- [DATA FOR THE TASK]
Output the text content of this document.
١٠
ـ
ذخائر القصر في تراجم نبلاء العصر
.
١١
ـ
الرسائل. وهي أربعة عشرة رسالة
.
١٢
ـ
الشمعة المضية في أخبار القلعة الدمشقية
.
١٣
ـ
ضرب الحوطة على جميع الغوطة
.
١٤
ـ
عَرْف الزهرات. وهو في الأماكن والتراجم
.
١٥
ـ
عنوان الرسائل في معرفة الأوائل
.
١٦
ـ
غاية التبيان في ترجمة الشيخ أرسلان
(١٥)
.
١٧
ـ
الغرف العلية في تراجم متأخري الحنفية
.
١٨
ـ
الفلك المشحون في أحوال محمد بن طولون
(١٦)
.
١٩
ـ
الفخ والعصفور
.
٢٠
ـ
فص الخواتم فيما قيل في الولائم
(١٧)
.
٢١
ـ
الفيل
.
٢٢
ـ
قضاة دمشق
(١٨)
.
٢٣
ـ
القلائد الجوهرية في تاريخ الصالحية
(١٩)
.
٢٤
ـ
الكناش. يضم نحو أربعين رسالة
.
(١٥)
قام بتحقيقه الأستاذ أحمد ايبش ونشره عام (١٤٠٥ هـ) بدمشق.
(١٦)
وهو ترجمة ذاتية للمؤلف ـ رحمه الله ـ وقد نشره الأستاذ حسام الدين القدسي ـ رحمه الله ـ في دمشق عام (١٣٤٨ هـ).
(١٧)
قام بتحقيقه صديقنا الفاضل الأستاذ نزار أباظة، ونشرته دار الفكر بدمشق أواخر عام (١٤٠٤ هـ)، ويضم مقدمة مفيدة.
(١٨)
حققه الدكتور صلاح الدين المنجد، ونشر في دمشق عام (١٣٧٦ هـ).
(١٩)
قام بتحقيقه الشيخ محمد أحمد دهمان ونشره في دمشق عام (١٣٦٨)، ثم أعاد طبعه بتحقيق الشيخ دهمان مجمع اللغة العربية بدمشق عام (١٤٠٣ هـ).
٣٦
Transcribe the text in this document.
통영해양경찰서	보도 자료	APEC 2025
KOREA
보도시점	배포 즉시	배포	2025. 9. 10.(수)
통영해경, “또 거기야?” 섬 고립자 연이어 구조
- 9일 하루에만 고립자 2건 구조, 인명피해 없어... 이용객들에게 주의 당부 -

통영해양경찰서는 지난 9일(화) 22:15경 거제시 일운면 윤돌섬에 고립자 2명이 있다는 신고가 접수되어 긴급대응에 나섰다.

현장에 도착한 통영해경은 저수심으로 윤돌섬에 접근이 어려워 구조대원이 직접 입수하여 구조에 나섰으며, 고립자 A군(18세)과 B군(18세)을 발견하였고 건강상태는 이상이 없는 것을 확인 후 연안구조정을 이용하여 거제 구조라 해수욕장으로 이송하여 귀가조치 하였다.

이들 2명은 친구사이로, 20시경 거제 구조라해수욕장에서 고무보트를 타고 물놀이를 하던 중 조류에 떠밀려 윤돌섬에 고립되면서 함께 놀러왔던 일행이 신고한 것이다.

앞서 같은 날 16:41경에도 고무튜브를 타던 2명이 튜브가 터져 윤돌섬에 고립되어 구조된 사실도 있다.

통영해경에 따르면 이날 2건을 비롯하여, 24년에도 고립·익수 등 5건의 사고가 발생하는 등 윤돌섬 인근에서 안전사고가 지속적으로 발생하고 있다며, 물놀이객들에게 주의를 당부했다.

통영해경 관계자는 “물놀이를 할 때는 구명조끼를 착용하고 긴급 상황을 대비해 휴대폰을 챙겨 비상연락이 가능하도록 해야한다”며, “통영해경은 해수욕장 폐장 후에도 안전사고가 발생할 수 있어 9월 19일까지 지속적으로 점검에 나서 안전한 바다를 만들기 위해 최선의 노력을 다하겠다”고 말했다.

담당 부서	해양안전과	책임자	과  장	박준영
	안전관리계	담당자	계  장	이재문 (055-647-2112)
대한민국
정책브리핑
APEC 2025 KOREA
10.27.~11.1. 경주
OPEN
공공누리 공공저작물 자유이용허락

- [EXERCISE OBJECTIVE] Nothing should be left out: return all of the records exactly.

- [REPLY]
Output the text content of this document.
١٠
ـ
ذخائر القصر في تراجم نبلاء العصر
.
١١
ـ
الرسائل. وهي أربعة عشرة رسالة
.
١٢
ـ
الشمعة المضية في أخبار القلعة الدمشقية
.
١٣
ـ
ضرب الحوطة على جميع الغوطة
.
١٤
ـ
عَرْف الزهرات. وهو في الأماكن والتراجم
.
١٥
ـ
عنوان الرسائل في معرفة الأوائل
.
١٦
ـ
غاية التبيان في ترجمة الشيخ أرسلان
(١٥)
.
١٧
ـ
الغرف العلية في تراجم متأخري الحنفية
.
١٨
ـ
الفلك المشحون في أحوال محمد بن طولون
(١٦)
.
١٩
ـ
الفخ والعصفور
.
٢٠
ـ
فص الخواتم فيما قيل في الولائم
(١٧)
.
٢١
ـ
الفيل
.
٢٢
ـ
قضاة دمشق
(١٨)
.
٢٣
ـ
القلائد الجوهرية في تاريخ الصالحية
(١٩)
.
٢٤
ـ
الكناش. يضم نحو أربعين رسالة
.
(١٥)
قام بتحقيقه الأستاذ أحمد ايبش ونشره عام (١٤٠٥ هـ) بدمشق.
(١٦)
وهو ترجمة ذاتية للمؤلف ـ رحمه الله ـ وقد نشره الأستاذ حسام الدين القدسي ـ رحمه الله ـ في دمشق عام (١٣٤٨ هـ).
(١٧)
قام بتحقيقه صديقنا الفاضل الأستاذ نزار أباظة، ونشرته دار الفكر بدمشق أواخر عام (١٤٠٤ هـ)، ويضم مقدمة مفيدة.
(١٨)
حققه الدكتور صلاح الدين المنجد، ونشر في دمشق عام (١٣٧٦ هـ).
(١٩)
قام بتحقيقه الشيخ محمد أحمد دهمان ونشره في دمشق عام (١٣٦٨)، ثم أعاد طبعه بتحقيق الشيخ دهمان مجمع اللغة العربية بدمشق عام (١٤٠٣ هـ).
٣٦
Transcribe the text in this document.
통영해양경찰서	보도 자료	APEC 2025
KOREA
보도시점	배포 즉시	배포	2025. 9. 10.(수)
통영해경, “또 거기야?” 섬 고립자 연이어 구조
- 9일 하루에만 고립자 2건 구조, 인명피해 없어... 이용객들에게 주의 당부 -

통영해양경찰서는 지난 9일(화) 22:15경 거제시 일운면 윤돌섬에 고립자 2명이 있다는 신고가 접수되어 긴급대응에 나섰다.

현장에 도착한 통영해경은 저수심으로 윤돌섬에 접근이 어려워 구조대원이 직접 입수하여 구조에 나섰으며, 고립자 A군(18세)과 B군(18세)을 발견하였고 건강상태는 이상이 없는 것을 확인 후 연안구조정을 이용하여 거제 구조라 해수욕장으로 이송하여 귀가조치 하였다.

이들 2명은 친구사이로, 20시경 거제 구조라해수욕장에서 고무보트를 타고 물놀이를 하던 중 조류에 떠밀려 윤돌섬에 고립되면서 함께 놀러왔던 일행이 신고한 것이다.

앞서 같은 날 16:41경에도 고무튜브를 타던 2명이 튜브가 터져 윤돌섬에 고립되어 구조된 사실도 있다.

통영해경에 따르면 이날 2건을 비롯하여, 24년에도 고립·익수 등 5건의 사고가 발생하는 등 윤돌섬 인근에서 안전사고가 지속적으로 발생하고 있다며, 물놀이객들에게 주의를 당부했다.

통영해경 관계자는 “물놀이를 할 때는 구명조끼를 착용하고 긴급 상황을 대비해 휴대폰을 챙겨 비상연락이 가능하도록 해야한다”며, “통영해경은 해수욕장 폐장 후에도 안전사고가 발생할 수 있어 9월 19일까지 지속적으로 점검에 나서 안전한 바다를 만들기 위해 최선의 노력을 다하겠다”고 말했다.

담당 부서	해양안전과	책임자	과  장	박준영
	안전관리계	담당자	계  장	이재문 (055-647-2112)
대한민국
정책브리핑
APEC 2025 KOREA
10.27.~11.1. 경주
OPEN
공공누리 공공저작물 자유이용허락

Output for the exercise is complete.